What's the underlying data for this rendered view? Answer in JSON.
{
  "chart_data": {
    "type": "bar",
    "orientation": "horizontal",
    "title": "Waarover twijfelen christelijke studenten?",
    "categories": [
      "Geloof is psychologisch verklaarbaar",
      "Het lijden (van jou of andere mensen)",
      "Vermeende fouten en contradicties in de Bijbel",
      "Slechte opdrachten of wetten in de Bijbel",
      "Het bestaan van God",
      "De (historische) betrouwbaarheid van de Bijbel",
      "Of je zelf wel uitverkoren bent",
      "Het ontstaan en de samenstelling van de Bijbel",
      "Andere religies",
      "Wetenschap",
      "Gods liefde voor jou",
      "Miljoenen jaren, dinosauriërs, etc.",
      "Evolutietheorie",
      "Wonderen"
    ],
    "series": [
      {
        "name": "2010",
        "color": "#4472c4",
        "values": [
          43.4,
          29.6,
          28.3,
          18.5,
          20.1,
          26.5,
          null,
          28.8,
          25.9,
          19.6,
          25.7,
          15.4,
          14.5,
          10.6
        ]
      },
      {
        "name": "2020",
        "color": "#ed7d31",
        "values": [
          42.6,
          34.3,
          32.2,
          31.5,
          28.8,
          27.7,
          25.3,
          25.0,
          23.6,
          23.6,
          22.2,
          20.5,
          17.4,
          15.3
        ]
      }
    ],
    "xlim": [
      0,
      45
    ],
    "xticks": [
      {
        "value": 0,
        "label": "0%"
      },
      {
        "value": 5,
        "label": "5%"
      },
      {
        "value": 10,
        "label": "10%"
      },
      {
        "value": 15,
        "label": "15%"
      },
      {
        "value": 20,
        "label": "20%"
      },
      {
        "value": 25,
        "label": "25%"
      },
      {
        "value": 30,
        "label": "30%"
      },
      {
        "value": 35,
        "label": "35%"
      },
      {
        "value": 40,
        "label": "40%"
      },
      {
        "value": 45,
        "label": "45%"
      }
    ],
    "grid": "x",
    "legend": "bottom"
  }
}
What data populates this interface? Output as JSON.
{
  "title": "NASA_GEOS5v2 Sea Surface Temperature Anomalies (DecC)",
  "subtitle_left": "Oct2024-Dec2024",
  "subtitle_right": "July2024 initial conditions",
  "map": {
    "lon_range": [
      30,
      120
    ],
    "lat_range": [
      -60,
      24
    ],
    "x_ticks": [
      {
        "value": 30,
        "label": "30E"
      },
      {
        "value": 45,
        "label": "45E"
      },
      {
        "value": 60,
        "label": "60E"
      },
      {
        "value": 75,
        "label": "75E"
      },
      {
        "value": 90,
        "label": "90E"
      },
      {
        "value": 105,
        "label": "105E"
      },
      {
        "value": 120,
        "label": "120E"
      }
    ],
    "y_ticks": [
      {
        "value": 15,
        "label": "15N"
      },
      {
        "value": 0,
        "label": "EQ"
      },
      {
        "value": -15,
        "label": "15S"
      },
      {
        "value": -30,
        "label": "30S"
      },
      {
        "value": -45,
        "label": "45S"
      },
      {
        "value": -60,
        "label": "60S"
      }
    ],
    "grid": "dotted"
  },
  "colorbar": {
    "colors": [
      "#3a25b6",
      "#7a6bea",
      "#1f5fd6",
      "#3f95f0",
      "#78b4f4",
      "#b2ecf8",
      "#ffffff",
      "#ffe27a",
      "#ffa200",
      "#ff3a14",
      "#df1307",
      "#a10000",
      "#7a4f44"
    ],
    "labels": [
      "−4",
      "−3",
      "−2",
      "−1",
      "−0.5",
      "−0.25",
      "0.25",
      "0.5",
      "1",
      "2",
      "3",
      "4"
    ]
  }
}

* _Task goal_
Repeat every entry word for word.

* _Exercise response_
What's the underlying data for this rendered view? Answer in JSON.
{
  "chart_data": {
    "type": "bar",
    "orientation": "horizontal",
    "title": "Waarover twijfelen christelijke studenten?",
    "categories": [
      "Geloof is psychologisch verklaarbaar",
      "Het lijden (van jou of andere mensen)",
      "Vermeende fouten en contradicties in de Bijbel",
      "Slechte opdrachten of wetten in de Bijbel",
      "Het bestaan van God",
      "De (historische) betrouwbaarheid van de Bijbel",
      "Of je zelf wel uitverkoren bent",
      "Het ontstaan en de samenstelling van de Bijbel",
      "Andere religies",
      "Wetenschap",
      "Gods liefde voor jou",
      "Miljoenen jaren, dinosauriërs, etc.",
      "Evolutietheorie",
      "Wonderen"
    ],
    "series": [
      {
        "name": "2010",
        "color": "#4472c4",
        "values": [
          43.4,
          29.6,
          28.3,
          18.5,
          20.1,
          26.5,
          null,
          28.8,
          25.9,
          19.6,
          25.7,
          15.4,
          14.5,
          10.6
        ]
      },
      {
        "name": "2020",
        "color": "#ed7d31",
        "values": [
          42.6,
          34.3,
          32.2,
          31.5,
          28.8,
          27.7,
          25.3,
          25.0,
          23.6,
          23.6,
          22.2,
          20.5,
          17.4,
          15.3
        ]
      }
    ],
    "xlim": [
      0,
      45
    ],
    "xticks": [
      {
        "value": 0,
        "label": "0%"
      },
      {
        "value": 5,
        "label": "5%"
      },
      {
        "value": 10,
        "label": "10%"
      },
      {
        "value": 15,
        "label": "15%"
      },
      {
        "value": 20,
        "label": "20%"
      },
      {
        "value": 25,
        "label": "25%"
      },
      {
        "value": 30,
        "label": "30%"
      },
      {
        "value": 35,
        "label": "35%"
      },
      {
        "value": 40,
        "label": "40%"
      },
      {
        "value": 45,
        "label": "45%"
      }
    ],
    "grid": "x",
    "legend": "bottom"
  }
}
What data populates this interface? Output as JSON.
{
  "title": "NASA_GEOS5v2 Sea Surface Temperature Anomalies (DecC)",
  "subtitle_left": "Oct2024-Dec2024",
  "subtitle_right": "July2024 initial conditions",
  "map": {
    "lon_range": [
      30,
      120
    ],
    "lat_range": [
      -60,
      24
    ],
    "x_ticks": [
      {
        "value": 30,
        "label": "30E"
      },
      {
        "value": 45,
        "label": "45E"
      },
      {
        "value": 60,
        "label": "60E"
      },
      {
        "value": 75,
        "label": "75E"
      },
      {
        "value": 90,
        "label": "90E"
      },
      {
        "value": 105,
        "label": "105E"
      },
      {
        "value": 120,
        "label": "120E"
      }
    ],
    "y_ticks": [
      {
        "value": 15,
        "label": "15N"
      },
      {
        "value": 0,
        "label": "EQ"
      },
      {
        "value": -15,
        "label": "15S"
      },
      {
        "value": -30,
        "label": "30S"
      },
      {
        "value": -45,
        "label": "45S"
      },
      {
        "value": -60,
        "label": "60S"
      }
    ],
    "grid": "dotted"
  },
  "colorbar": {
    "colors": [
      "#3a25b6",
      "#7a6bea",
      "#1f5fd6",
      "#3f95f0",
      "#78b4f4",
      "#b2ecf8",
      "#ffffff",
      "#ffe27a",
      "#ffa200",
      "#ff3a14",
      "#df1307",
      "#a10000",
      "#7a4f44"
    ],
    "labels": [
      "−4",
      "−3",
      "−2",
      "−1",
      "−0.5",
      "−0.25",
      "0.25",
      "0.5",
      "1",
      "2",
      "3",
      "4"
    ]
  }
}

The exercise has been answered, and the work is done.